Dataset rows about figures
====================

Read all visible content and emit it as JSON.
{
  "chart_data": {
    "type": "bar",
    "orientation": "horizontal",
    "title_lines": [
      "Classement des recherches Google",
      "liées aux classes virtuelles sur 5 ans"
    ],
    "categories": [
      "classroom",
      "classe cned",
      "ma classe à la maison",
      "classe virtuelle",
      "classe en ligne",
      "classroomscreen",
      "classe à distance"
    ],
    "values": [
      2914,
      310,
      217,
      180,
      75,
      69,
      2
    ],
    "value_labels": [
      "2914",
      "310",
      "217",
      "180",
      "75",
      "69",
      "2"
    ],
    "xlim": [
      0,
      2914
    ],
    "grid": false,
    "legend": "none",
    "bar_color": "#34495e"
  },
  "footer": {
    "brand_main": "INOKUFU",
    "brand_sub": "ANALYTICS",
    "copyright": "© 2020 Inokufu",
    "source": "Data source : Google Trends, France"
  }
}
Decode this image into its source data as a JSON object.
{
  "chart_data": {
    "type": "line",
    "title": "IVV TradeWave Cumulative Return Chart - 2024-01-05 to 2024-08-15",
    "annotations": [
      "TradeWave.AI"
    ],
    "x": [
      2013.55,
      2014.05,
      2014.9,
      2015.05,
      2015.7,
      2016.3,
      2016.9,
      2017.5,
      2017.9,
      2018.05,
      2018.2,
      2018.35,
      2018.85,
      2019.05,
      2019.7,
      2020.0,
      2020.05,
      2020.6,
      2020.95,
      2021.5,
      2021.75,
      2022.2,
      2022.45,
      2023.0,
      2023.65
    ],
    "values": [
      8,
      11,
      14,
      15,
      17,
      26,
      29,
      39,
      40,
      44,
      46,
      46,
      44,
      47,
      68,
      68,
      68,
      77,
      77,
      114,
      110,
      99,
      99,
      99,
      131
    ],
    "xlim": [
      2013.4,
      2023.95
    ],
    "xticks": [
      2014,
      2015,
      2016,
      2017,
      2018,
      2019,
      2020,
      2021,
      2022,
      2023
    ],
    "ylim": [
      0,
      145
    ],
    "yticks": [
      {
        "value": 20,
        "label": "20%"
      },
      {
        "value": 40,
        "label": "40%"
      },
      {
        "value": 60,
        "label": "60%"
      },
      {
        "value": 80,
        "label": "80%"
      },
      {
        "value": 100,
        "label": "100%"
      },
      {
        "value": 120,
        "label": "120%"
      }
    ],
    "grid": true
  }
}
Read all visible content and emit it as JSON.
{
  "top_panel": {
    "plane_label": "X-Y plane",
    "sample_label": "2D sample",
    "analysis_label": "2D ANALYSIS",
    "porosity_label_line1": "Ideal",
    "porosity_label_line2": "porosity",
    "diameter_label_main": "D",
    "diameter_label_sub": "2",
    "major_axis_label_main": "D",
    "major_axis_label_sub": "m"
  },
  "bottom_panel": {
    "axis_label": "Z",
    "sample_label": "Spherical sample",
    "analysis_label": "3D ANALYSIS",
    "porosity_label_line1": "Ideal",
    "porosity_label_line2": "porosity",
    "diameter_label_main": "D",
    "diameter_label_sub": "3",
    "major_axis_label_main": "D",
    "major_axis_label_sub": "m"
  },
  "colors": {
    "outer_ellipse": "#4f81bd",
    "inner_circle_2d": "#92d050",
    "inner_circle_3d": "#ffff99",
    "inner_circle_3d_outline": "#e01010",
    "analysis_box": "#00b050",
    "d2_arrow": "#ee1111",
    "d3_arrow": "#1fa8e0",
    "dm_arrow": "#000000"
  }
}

====================

■ Request ■
Write every line of the material above again, exactly.

■ Response to this task ■
Read all visible content and emit it as JSON.
{
  "chart_data": {
    "type": "bar",
    "orientation": "horizontal",
    "title_lines": [
      "Classement des recherches Google",
      "liées aux classes virtuelles sur 5 ans"
    ],
    "categories": [
      "classroom",
      "classe cned",
      "ma classe à la maison",
      "classe virtuelle",
      "classe en ligne",
      "classroomscreen",
      "classe à distance"
    ],
    "values": [
      2914,
      310,
      217,
      180,
      75,
      69,
      2
    ],
    "value_labels": [
      "2914",
      "310",
      "217",
      "180",
      "75",
      "69",
      "2"
    ],
    "xlim": [
      0,
      2914
    ],
    "grid": false,
    "legend": "none",
    "bar_color": "#34495e"
  },
  "footer": {
    "brand_main": "INOKUFU",
    "brand_sub": "ANALYTICS",
    "copyright": "© 2020 Inokufu",
    "source": "Data source : Google Trends, France"
  }
}
Decode this image into its source data as a JSON object.
{
  "chart_data": {
    "type": "line",
    "title": "IVV TradeWave Cumulative Return Chart - 2024-01-05 to 2024-08-15",
    "annotations": [
      "TradeWave.AI"
    ],
    "x": [
      2013.55,
      2014.05,
      2014.9,
      2015.05,
      2015.7,
      2016.3,
      2016.9,
      2017.5,
      2017.9,
      2018.05,
      2018.2,
      2018.35,
      2018.85,
      2019.05,
      2019.7,
      2020.0,
      2020.05,
      2020.6,
      2020.95,
      2021.5,
      2021.75,
      2022.2,
      2022.45,
      2023.0,
      2023.65
    ],
    "values": [
      8,
      11,
      14,
      15,
      17,
      26,
      29,
      39,
      40,
      44,
      46,
      46,
      44,
      47,
      68,
      68,
      68,
      77,
      77,
      114,
      110,
      99,
      99,
      99,
      131
    ],
    "xlim": [
      2013.4,
      2023.95
    ],
    "xticks": [
      2014,
      2015,
      2016,
      2017,
      2018,
      2019,
      2020,
      2021,
      2022,
      2023
    ],
    "ylim": [
      0,
      145
    ],
    "yticks": [
      {
        "value": 20,
        "label": "20%"
      },
      {
        "value": 40,
        "label": "40%"
      },
      {
        "value": 60,
        "label": "60%"
      },
      {
        "value": 80,
        "label": "80%"
      },
      {
        "value": 100,
        "label": "100%"
      },
      {
        "value": 120,
        "label": "120%"
      }
    ],
    "grid": true
  }
}
Read all visible content and emit it as JSON.
{
  "top_panel": {
    "plane_label": "X-Y plane",
    "sample_label": "2D sample",
    "analysis_label": "2D ANALYSIS",
    "porosity_label_line1": "Ideal",
    "porosity_label_line2": "porosity",
    "diameter_label_main": "D",
    "diameter_label_sub": "2",
    "major_axis_label_main": "D",
    "major_axis_label_sub": "m"
  },
  "bottom_panel": {
    "axis_label": "Z",
    "sample_label": "Spherical sample",
    "analysis_label": "3D ANALYSIS",
    "porosity_label_line1": "Ideal",
    "porosity_label_line2": "porosity",
    "diameter_label_main": "D",
    "diameter_label_sub": "3",
    "major_axis_label_main": "D",
    "major_axis_label_sub": "m"
  },
  "colors": {
    "outer_ellipse": "#4f81bd",
    "inner_circle_2d": "#92d050",
    "inner_circle_3d": "#ffff99",
    "inner_circle_3d_outline": "#e01010",
    "analysis_box": "#00b050",
    "d2_arrow": "#ee1111",
    "d3_arrow": "#1fa8e0",
    "dm_arrow": "#000000"
  }
}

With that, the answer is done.